== THE PROBLEM ==
Work through the material below and count the lines holding the word "true"; give that count and nothing more.

== SUPPLIED INFORMATION ==
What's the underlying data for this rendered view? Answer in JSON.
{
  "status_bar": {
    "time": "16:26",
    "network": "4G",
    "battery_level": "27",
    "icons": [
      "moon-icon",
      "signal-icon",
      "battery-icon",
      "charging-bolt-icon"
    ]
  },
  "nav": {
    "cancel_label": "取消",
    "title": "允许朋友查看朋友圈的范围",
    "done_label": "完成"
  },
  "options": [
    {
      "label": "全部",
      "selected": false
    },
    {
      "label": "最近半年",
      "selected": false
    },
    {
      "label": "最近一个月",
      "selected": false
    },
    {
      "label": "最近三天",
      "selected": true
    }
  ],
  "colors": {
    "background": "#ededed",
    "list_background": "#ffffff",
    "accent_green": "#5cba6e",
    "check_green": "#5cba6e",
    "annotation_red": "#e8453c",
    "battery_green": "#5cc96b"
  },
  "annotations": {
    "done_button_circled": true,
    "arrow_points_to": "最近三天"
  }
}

== RESPONSE TO THE TASK ==
2